> _TASK TO CARRY OUT_
Transcribe the whole listing below without changing a word, but leave out every image.
BEGIN ENTRIES
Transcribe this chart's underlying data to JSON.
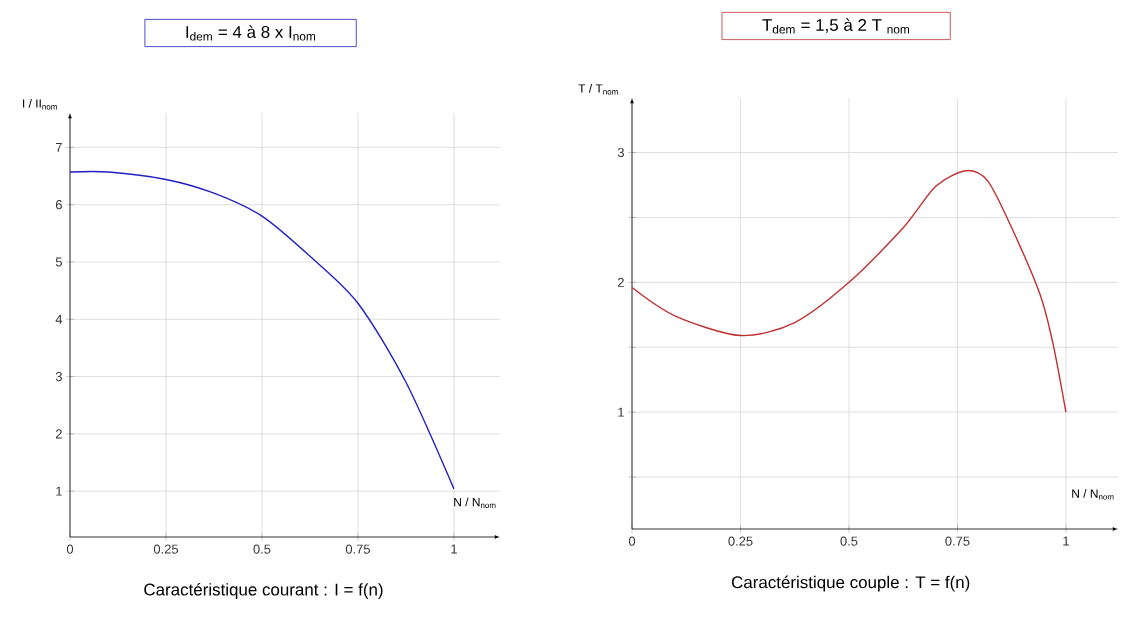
{
  "chart_data": [
    {
      "type": "line",
      "title": "I$_{dem}$ = 4 à 8 x I$_{nom}$",
      "ylabel": "I / II$_{nom}$",
      "xlabel": "N / N$_{nom}$",
      "annotations": [
        "Caractéristique courant  : I = f(n)"
      ],
      "grid": true,
      "xlim": [
        0,
        1.12
      ],
      "ylim": [
        0.2,
        7.6
      ],
      "xticks": [
        0,
        0.25,
        0.5,
        0.75,
        1
      ],
      "yticks": [
        1,
        2,
        3,
        4,
        5,
        6,
        7
      ],
      "series": [
        {
          "color": "#2020c0",
          "x": [
            0,
            0.1,
            0.25,
            0.375,
            0.5,
            0.625,
            0.75,
            0.875,
            1
          ],
          "values": [
            6.57,
            6.57,
            6.44,
            6.2,
            5.8,
            5.1,
            4.28,
            2.9,
            1.04
          ]
        }
      ]
    },
    {
      "type": "line",
      "title": "T$_{dem}$ = 1,5  à 2  T $_{nom}$",
      "ylabel": "T / T$_{nom}$",
      "xlabel": "N / N$_{nom}$",
      "annotations": [
        "Caractéristique couple  : T = f(n)"
      ],
      "grid": true,
      "xlim": [
        0,
        1.12
      ],
      "ylim": [
        0.1,
        3.42
      ],
      "xticks": [
        0,
        0.25,
        0.5,
        0.75,
        1
      ],
      "yticks": [
        {
          "value": 0.5,
          "label": null
        },
        1,
        {
          "value": 1.5,
          "label": null
        },
        2,
        {
          "value": 2.5,
          "label": null
        },
        3
      ],
      "series": [
        {
          "color": "#c03030",
          "x": [
            0,
            0.1,
            0.25,
            0.375,
            0.5,
            0.625,
            0.7,
            0.77,
            0.82,
            0.875,
            0.94,
            0.97,
            1
          ],
          "values": [
            1.96,
            1.74,
            1.59,
            1.69,
            2.0,
            2.42,
            2.74,
            2.86,
            2.78,
            2.42,
            1.91,
            1.53,
            1.0
          ]
        }
      ]
    }
  ]
}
END ENTRIES
> _THE RESULT_
Transcribe this chart's underlying data to JSON.
{
  "chart_data": [
    {
      "type": "line",
      "title": "I$_{dem}$ = 4 à 8 x I$_{nom}$",
      "ylabel": "I / II$_{nom}$",
      "xlabel": "N / N$_{nom}$",
      "annotations": [
        "Caractéristique courant  : I = f(n)"
      ],
      "grid": true,
      "xlim": [
        0,
        1.12
      ],
      "ylim": [
        0.2,
        7.6
      ],
      "xticks": [
        0,
        0.25,
        0.5,
        0.75,
        1
      ],
      "yticks": [
        1,
        2,
        3,
        4,
        5,
        6,
        7
      ],
      "series": [
        {
          "color": "#2020c0",
          "x": [
            0,
            0.1,
            0.25,
            0.375,
            0.5,
            0.625,
            0.75,
            0.875,
            1
          ],
          "values": [
            6.57,
            6.57,
            6.44,
            6.2,
            5.8,
            5.1,
            4.28,
            2.9,
            1.04
          ]
        }
      ]
    },
    {
      "type": "line",
      "title": "T$_{dem}$ = 1,5  à 2  T $_{nom}$",
      "ylabel": "T / T$_{nom}$",
      "xlabel": "N / N$_{nom}$",
      "annotations": [
        "Caractéristique couple  : T = f(n)"
      ],
      "grid": true,
      "xlim": [
        0,
        1.12
      ],
      "ylim": [
        0.1,
        3.42
      ],
      "xticks": [
        0,
        0.25,
        0.5,
        0.75,
        1
      ],
      "yticks": [
        {
          "value": 0.5,
          "label": null
        },
        1,
        {
          "value": 1.5,
          "label": null
        },
        2,
        {
          "value": 2.5,
          "label": null
        },
        3
      ],
      "series": [
        {
          "color": "#c03030",
          "x": [
            0,
            0.1,
            0.25,
            0.375,
            0.5,
            0.625,
            0.7,
            0.77,
            0.82,
            0.875,
            0.94,
            0.97,
            1
          ],
          "values": [
            1.96,
            1.74,
            1.59,
            1.69,
            2.0,
            2.42,
            2.74,
            2.86,
            2.78,
            2.42,
            1.91,
            1.53,
            1.0
          ]
        }
      ]
    }
  ]
}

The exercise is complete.